[Start]

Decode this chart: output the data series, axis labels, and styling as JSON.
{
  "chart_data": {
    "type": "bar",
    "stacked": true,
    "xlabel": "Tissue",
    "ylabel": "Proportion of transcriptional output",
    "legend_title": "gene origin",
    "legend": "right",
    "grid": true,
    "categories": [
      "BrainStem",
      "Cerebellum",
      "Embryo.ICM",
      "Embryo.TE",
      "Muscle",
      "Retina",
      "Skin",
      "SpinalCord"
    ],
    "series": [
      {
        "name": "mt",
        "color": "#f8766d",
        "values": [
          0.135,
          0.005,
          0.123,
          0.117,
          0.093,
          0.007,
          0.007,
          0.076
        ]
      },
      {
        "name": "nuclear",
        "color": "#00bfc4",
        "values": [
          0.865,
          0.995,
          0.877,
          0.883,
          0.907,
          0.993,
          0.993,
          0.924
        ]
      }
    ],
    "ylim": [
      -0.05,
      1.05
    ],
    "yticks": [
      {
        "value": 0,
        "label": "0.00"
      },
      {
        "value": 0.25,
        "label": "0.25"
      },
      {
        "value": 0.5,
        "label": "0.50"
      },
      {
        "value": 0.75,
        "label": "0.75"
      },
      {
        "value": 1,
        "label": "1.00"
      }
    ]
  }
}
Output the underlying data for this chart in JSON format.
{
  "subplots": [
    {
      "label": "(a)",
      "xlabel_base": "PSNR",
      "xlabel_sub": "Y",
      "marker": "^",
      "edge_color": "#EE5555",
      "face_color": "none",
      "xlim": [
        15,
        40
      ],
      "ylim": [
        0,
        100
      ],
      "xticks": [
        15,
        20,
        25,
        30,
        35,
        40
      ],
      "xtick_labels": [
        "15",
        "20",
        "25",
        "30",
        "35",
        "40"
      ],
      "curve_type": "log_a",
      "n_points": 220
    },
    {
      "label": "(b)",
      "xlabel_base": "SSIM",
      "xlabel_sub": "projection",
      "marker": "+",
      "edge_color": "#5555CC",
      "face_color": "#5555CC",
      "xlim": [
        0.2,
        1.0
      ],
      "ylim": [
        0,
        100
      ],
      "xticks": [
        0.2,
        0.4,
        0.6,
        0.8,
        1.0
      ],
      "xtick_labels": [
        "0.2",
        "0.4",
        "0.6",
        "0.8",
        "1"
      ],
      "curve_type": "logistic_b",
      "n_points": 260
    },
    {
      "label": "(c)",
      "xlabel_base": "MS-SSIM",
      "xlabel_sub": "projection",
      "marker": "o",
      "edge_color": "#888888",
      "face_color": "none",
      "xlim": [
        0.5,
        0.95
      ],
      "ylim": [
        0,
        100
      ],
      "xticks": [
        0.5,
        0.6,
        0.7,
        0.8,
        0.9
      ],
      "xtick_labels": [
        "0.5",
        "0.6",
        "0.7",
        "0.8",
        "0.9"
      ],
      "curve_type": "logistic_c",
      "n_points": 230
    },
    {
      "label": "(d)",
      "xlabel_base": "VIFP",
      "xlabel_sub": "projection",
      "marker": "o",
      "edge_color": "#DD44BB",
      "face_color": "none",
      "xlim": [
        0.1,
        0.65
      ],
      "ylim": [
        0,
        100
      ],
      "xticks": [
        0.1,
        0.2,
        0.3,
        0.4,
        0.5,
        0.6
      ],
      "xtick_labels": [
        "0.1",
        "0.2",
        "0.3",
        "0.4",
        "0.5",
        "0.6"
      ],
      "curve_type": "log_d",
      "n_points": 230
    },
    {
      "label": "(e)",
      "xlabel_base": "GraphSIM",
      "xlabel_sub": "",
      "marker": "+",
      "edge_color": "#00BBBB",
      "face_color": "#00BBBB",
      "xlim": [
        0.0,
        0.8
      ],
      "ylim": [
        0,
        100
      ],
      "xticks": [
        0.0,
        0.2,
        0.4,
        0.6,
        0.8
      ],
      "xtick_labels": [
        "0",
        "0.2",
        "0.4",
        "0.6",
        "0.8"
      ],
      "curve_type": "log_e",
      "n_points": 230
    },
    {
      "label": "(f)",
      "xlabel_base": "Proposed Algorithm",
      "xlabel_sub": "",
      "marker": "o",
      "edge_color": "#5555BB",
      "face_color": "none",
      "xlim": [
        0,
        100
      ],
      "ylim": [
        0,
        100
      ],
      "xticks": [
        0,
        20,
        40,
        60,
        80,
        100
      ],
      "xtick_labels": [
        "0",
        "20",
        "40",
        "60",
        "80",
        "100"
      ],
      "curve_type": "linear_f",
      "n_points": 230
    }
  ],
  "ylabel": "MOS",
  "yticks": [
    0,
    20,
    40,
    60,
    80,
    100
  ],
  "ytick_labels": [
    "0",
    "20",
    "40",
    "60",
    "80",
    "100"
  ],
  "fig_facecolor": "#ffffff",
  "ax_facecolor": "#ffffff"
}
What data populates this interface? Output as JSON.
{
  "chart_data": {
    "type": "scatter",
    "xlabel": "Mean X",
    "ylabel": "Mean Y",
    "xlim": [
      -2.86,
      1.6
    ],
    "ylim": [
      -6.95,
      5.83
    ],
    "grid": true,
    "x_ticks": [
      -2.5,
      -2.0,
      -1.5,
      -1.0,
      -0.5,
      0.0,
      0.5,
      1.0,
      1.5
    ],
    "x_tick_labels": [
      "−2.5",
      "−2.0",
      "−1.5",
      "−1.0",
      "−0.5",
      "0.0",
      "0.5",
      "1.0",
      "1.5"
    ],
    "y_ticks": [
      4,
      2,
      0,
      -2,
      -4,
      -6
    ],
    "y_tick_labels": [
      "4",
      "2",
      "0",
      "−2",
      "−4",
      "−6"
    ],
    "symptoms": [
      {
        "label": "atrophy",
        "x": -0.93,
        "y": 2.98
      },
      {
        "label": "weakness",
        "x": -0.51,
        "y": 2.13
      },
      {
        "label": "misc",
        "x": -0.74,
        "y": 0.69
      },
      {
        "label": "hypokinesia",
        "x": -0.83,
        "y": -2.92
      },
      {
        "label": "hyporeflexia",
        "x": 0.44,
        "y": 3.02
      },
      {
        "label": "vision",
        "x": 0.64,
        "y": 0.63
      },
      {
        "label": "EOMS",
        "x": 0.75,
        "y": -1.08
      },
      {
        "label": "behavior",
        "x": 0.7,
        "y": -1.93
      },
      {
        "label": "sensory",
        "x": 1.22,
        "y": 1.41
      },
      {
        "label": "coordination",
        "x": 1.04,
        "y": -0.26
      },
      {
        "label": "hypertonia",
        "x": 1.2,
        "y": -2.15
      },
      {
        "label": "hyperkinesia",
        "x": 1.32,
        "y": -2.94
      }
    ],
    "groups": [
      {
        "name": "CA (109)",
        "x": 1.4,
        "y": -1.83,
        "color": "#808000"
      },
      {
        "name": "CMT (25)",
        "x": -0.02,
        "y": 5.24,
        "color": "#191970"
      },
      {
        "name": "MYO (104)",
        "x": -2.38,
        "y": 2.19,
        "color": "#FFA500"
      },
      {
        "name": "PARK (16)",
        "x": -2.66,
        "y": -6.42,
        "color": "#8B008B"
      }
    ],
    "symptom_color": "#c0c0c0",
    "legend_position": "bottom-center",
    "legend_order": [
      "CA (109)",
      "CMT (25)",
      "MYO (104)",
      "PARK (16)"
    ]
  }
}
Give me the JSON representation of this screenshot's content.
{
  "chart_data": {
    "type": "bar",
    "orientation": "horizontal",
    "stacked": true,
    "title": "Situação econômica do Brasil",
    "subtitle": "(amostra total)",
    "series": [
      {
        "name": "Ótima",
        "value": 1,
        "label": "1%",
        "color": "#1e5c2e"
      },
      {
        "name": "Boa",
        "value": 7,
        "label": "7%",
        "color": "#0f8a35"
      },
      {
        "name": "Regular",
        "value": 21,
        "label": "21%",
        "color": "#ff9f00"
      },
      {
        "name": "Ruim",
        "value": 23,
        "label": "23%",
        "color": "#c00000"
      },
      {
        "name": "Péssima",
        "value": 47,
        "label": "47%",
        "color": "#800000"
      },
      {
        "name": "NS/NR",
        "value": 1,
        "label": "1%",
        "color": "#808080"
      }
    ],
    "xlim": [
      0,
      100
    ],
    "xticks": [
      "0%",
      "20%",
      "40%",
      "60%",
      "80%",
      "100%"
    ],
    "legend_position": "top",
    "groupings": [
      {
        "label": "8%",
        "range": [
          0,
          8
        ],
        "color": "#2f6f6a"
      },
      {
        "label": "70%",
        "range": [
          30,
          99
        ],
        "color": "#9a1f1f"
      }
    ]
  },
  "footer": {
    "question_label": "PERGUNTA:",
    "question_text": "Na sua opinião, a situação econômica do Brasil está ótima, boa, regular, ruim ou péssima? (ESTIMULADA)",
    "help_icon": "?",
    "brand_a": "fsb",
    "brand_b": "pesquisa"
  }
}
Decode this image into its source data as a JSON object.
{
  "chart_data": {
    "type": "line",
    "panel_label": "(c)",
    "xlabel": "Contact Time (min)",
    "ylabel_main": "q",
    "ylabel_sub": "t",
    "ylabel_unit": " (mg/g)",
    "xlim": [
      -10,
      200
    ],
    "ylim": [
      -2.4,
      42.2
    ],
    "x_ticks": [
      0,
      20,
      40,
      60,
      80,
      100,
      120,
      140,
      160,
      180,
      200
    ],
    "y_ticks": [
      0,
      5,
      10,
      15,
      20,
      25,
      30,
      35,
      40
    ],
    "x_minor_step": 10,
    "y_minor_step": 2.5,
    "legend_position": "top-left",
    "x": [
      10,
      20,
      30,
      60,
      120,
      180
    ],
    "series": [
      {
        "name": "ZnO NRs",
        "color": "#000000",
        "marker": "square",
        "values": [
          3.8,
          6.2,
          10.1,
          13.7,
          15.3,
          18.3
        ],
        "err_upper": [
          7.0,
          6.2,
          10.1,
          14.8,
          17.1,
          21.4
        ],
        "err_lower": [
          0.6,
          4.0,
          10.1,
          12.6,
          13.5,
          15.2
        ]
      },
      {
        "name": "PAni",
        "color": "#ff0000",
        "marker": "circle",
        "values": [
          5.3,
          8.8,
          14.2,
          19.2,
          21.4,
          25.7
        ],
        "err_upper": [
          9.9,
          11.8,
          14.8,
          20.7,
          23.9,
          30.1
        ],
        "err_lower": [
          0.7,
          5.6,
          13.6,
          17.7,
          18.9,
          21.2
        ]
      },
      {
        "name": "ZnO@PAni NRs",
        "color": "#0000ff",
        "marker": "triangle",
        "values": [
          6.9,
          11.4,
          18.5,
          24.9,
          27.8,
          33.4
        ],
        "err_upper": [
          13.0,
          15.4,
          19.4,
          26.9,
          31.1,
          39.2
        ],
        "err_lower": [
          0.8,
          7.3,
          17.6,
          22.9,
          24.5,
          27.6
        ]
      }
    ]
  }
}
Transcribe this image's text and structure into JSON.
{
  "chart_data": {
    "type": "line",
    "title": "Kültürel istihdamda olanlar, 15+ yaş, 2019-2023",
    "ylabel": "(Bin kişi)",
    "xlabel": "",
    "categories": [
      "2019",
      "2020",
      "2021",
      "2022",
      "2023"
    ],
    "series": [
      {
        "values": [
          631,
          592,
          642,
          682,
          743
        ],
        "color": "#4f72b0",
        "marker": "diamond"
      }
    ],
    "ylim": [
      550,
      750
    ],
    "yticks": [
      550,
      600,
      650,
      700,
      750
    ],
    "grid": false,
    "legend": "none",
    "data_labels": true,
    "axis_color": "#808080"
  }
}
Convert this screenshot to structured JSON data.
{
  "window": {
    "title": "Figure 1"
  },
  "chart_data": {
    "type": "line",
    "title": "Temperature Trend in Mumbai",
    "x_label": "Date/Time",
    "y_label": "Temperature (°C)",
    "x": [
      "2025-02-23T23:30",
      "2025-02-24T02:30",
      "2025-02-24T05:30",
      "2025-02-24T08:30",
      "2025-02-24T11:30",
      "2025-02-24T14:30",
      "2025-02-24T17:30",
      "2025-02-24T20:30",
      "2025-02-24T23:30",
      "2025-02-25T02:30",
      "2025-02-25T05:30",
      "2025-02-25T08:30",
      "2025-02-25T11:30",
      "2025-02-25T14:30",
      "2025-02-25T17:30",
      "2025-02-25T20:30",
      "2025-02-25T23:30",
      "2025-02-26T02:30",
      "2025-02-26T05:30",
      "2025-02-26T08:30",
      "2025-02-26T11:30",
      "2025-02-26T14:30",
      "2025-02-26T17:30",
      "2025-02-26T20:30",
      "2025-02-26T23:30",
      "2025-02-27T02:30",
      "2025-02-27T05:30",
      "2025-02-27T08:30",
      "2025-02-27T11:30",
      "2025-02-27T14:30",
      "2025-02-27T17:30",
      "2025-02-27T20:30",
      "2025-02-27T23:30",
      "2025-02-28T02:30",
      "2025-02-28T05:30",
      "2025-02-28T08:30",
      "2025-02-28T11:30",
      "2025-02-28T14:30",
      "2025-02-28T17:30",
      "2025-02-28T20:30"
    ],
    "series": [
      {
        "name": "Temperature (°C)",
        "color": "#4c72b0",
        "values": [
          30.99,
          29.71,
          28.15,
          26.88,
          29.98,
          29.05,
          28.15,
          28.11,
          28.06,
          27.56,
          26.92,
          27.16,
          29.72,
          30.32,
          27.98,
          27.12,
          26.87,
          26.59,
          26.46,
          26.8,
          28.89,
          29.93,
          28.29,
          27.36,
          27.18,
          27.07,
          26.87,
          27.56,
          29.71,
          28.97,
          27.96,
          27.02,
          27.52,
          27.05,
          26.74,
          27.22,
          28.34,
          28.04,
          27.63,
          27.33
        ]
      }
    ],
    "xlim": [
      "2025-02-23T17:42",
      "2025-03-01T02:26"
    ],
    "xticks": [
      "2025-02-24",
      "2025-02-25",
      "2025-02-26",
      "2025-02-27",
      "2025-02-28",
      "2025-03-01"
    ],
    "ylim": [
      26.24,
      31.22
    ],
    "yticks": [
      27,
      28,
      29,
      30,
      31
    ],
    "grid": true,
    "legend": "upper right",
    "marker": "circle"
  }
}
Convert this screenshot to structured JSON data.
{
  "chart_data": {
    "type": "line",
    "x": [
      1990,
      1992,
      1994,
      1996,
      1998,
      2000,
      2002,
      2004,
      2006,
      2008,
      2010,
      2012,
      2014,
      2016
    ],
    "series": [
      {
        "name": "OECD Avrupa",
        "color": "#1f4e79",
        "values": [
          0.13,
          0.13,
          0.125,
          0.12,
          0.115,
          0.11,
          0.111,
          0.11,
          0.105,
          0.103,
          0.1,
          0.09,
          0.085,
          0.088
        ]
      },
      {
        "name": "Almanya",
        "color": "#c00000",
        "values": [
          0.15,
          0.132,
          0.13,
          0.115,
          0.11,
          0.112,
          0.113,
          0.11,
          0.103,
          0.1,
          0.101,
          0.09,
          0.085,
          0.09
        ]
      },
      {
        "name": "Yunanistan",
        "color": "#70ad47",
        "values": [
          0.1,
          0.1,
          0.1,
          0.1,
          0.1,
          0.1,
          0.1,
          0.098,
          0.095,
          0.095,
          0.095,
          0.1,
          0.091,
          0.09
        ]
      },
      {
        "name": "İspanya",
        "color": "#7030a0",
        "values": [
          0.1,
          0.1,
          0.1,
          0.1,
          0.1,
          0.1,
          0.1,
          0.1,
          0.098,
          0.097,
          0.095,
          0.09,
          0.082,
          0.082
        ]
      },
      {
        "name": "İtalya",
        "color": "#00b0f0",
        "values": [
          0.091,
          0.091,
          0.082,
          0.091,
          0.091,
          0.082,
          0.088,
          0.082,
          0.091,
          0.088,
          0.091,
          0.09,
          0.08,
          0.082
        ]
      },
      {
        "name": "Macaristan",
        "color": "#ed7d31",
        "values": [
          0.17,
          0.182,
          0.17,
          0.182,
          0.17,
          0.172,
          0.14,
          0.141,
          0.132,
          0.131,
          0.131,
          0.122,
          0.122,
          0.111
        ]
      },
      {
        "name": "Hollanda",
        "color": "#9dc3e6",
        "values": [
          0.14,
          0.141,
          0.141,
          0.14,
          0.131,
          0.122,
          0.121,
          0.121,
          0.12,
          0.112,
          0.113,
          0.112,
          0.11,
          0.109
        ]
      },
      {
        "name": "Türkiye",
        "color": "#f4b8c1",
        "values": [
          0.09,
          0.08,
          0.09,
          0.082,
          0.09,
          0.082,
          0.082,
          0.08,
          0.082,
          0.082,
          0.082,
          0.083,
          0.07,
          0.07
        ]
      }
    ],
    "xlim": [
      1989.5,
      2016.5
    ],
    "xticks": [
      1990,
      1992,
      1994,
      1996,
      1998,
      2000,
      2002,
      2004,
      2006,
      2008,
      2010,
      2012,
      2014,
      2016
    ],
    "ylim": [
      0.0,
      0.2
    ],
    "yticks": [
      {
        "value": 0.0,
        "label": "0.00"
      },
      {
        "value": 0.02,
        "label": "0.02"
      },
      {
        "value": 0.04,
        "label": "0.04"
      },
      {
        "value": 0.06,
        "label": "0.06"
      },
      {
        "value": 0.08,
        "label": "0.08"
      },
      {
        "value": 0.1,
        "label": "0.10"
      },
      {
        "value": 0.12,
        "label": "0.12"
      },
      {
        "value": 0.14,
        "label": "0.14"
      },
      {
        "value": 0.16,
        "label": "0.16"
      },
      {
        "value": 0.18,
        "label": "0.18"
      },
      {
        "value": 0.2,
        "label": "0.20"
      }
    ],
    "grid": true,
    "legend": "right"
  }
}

[End]

_Problem details_
Identify the lines in the entries that hold "Brasil" and return each one.

_Task output_
    "title": "Situação econômica do Brasil",
    "question_text": "Na sua opinião, a situação econômica do Brasil está ótima, boa, regular, ruim ou péssima? (ESTIMULADA)",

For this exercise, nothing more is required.